* Start Records for processing *
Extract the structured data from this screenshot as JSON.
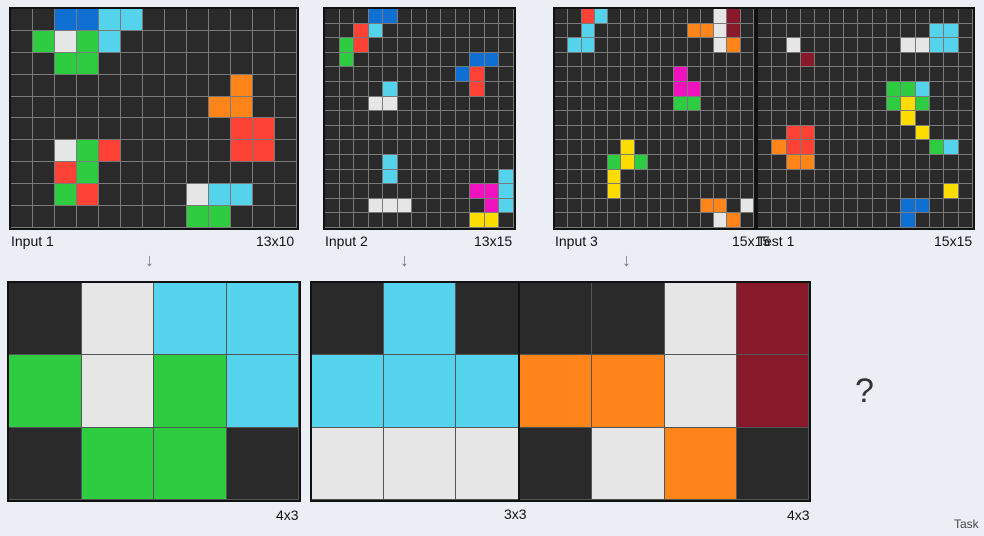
{
  "palette": {
    "0": "#2a2a2a",
    "1": "#0f6fd3",
    "2": "#ff4136",
    "3": "#2ecc40",
    "4": "#ffdc00",
    "5": "#aaaaaa",
    "6": "#f012be",
    "7": "#ff851b",
    "8": "#55d3ec",
    "9": "#87192b",
    "W": "#e6e6e6"
  },
  "examples": [
    {
      "input_label": "Input 1",
      "input_size": "13x10",
      "output_size": "4x3",
      "input": [
        "0011880000000",
        "03W3800000000",
        "0033000000000",
        "0000000000700",
        "0000000007700",
        "0000000000220",
        "00W3200000220",
        "0023000000000",
        "00320000W8800",
        "0000000033000"
      ],
      "output": [
        "0W88",
        "3W38",
        "0330"
      ]
    },
    {
      "input_label": "Input 2",
      "input_size": "13x15",
      "output_size": "3x3",
      "input": [
        "0001100000000",
        "0028000000000",
        "0320000000000",
        "0300000000110",
        "0000000001200",
        "0000800000200",
        "000WW00000000",
        "0000000000000",
        "0000000000000",
        "0000000000000",
        "0000800000000",
        "0000800000008",
        "0000000000668",
        "000WWW0000068",
        "0000000000440"
      ],
      "output": [
        "080",
        "888",
        "WWW"
      ]
    },
    {
      "input_label": "Input 3",
      "input_size": "15x15",
      "output_size": "4x3",
      "input": [
        "002800000000W90",
        "008000000077W90",
        "088000000000W70",
        "000000000000000",
        "000000000600000",
        "000000000660000",
        "000000000330000",
        "000000000000000",
        "000000000000000",
        "000004000000000",
        "000034300000000",
        "000040000000000",
        "000040000000000",
        "00000000000770W",
        "000000000000W70"
      ],
      "output": [
        "00W9",
        "77W9",
        "0W70"
      ]
    }
  ],
  "test": {
    "label": "Test 1",
    "size": "15x15",
    "input": [
      "000000000000000",
      "000000000000880",
      "00W0000000WW880",
      "000900000000000",
      "000000000000000",
      "000000000338000",
      "000000000343000",
      "000000000040000",
      "002200000004000",
      "072200000000380",
      "007700000000000",
      "000000000000000",
      "000000000000040",
      "000000000011000",
      "000000000010000"
    ]
  },
  "question_mark": "?",
  "arrow_glyph": "↓",
  "corner_label": "Task"
}
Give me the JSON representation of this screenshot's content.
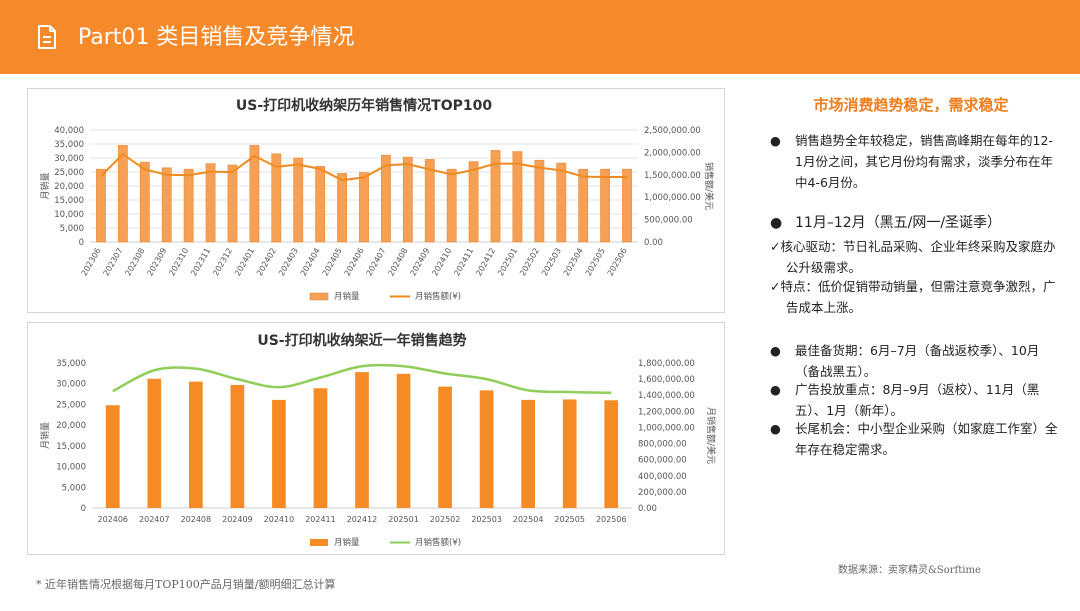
{
  "header": {
    "title": "Part01 类目销售及竞争情况",
    "icon": "document-icon"
  },
  "chart_data": [
    {
      "type": "bar",
      "title": "US-打印机收纳架历年销售情况TOP100",
      "categories": [
        "202306",
        "202307",
        "202308",
        "202309",
        "202310",
        "202311",
        "202312",
        "202401",
        "202402",
        "202403",
        "202404",
        "202405",
        "202406",
        "202407",
        "202408",
        "202409",
        "202410",
        "202411",
        "202412",
        "202501",
        "202502",
        "202503",
        "202504",
        "202505",
        "202506"
      ],
      "series": [
        {
          "name": "月销量",
          "kind": "bar",
          "axis": "left",
          "color": "#f5a055",
          "values": [
            26000,
            34500,
            28500,
            26500,
            26000,
            28000,
            27500,
            34500,
            31500,
            30000,
            27000,
            24500,
            24800,
            31000,
            30300,
            29500,
            26000,
            28700,
            32700,
            32300,
            29200,
            28200,
            26000,
            26000,
            26000
          ]
        },
        {
          "name": "月销售额(¥)",
          "kind": "line",
          "axis": "right",
          "color": "#f08a1e",
          "values": [
            1470000,
            1960000,
            1620000,
            1500000,
            1490000,
            1570000,
            1560000,
            1920000,
            1680000,
            1730000,
            1630000,
            1380000,
            1440000,
            1710000,
            1740000,
            1620000,
            1510000,
            1610000,
            1750000,
            1750000,
            1660000,
            1600000,
            1460000,
            1450000,
            1450000
          ]
        }
      ],
      "ylabel": "月销量",
      "ylabel2": "销售额/美元",
      "ylim": [
        0,
        40000
      ],
      "ylim2": [
        0,
        2500000
      ],
      "yticks": [
        "40,000",
        "35,000",
        "30,000",
        "25,000",
        "20,000",
        "15,000",
        "10,000",
        "5,000",
        "0"
      ],
      "yticks2": [
        "2,500,000.00",
        "2,000,000.00",
        "1,500,000.00",
        "1,000,000.00",
        "500,000.00",
        "0.00"
      ],
      "grid": true,
      "legend": "bottom"
    },
    {
      "type": "bar",
      "title": "US-打印机收纳架近一年销售趋势",
      "categories": [
        "202406",
        "202407",
        "202408",
        "202409",
        "202410",
        "202411",
        "202412",
        "202501",
        "202502",
        "202503",
        "202504",
        "202505",
        "202506"
      ],
      "series": [
        {
          "name": "月销量",
          "kind": "bar",
          "axis": "left",
          "color": "#f68a24",
          "values": [
            24800,
            31200,
            30500,
            29700,
            26100,
            28900,
            32800,
            32400,
            29300,
            28400,
            26100,
            26200,
            26000
          ]
        },
        {
          "name": "月销售额(¥)",
          "kind": "line",
          "axis": "right",
          "color": "#8fce58",
          "values": [
            1450000,
            1710000,
            1730000,
            1600000,
            1500000,
            1620000,
            1760000,
            1760000,
            1670000,
            1600000,
            1460000,
            1440000,
            1430000
          ]
        }
      ],
      "ylabel": "月销量",
      "ylabel2": "月销售额/美元",
      "ylim": [
        0,
        35000
      ],
      "ylim2": [
        0,
        1800000
      ],
      "yticks": [
        "35,000",
        "30,000",
        "25,000",
        "20,000",
        "15,000",
        "10,000",
        "5,000",
        "0"
      ],
      "yticks2": [
        "1,800,000.00",
        "1,600,000.00",
        "1,400,000.00",
        "1,200,000.00",
        "1,000,000.00",
        "800,000.00",
        "600,000.00",
        "400,000.00",
        "200,000.00",
        "0.00"
      ],
      "grid": false,
      "legend": "bottom"
    }
  ],
  "right": {
    "title": "市场消费趋势稳定，需求稳定",
    "b1": "销售趋势全年较稳定，销售高峰期在每年的12-1月份之间，其它月份均有需求，淡季分布在年中4-6月份。",
    "b2": "11月–12月（黑五/网一/圣诞季）",
    "c1": "核心驱动：节日礼品采购、企业年终采购及家庭办公升级需求。",
    "c2": "特点：低价促销带动销量，但需注意竞争激烈，广告成本上涨。",
    "b3": "最佳备货期：6月–7月（备战返校季）、10月（备战黑五）。",
    "b4": "广告投放重点：8月–9月（返校）、11月（黑五）、1月（新年）。",
    "b5": "长尾机会：中小型企业采购（如家庭工作室）全年存在稳定需求。",
    "bullet": "●",
    "check": "✓"
  },
  "source": "数据来源：卖家精灵&Sorftime",
  "footnote": "* 近年销售情况根据每月TOP100产品月销量/额明细汇总计算"
}
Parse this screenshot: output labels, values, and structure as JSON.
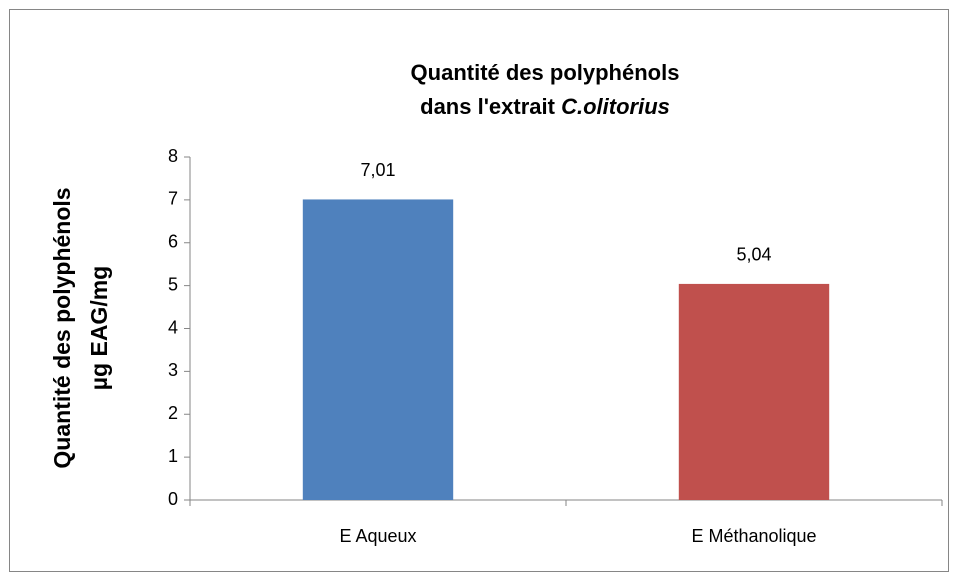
* End Records for processing *
Above are the records. Identify each line that contains the word "screenshot".

Extract the structured data from this screenshot as JSON.
Give me the JSON representation of this screenshot's content.
Parse this screenshot: output labels, values, and structure as JSON.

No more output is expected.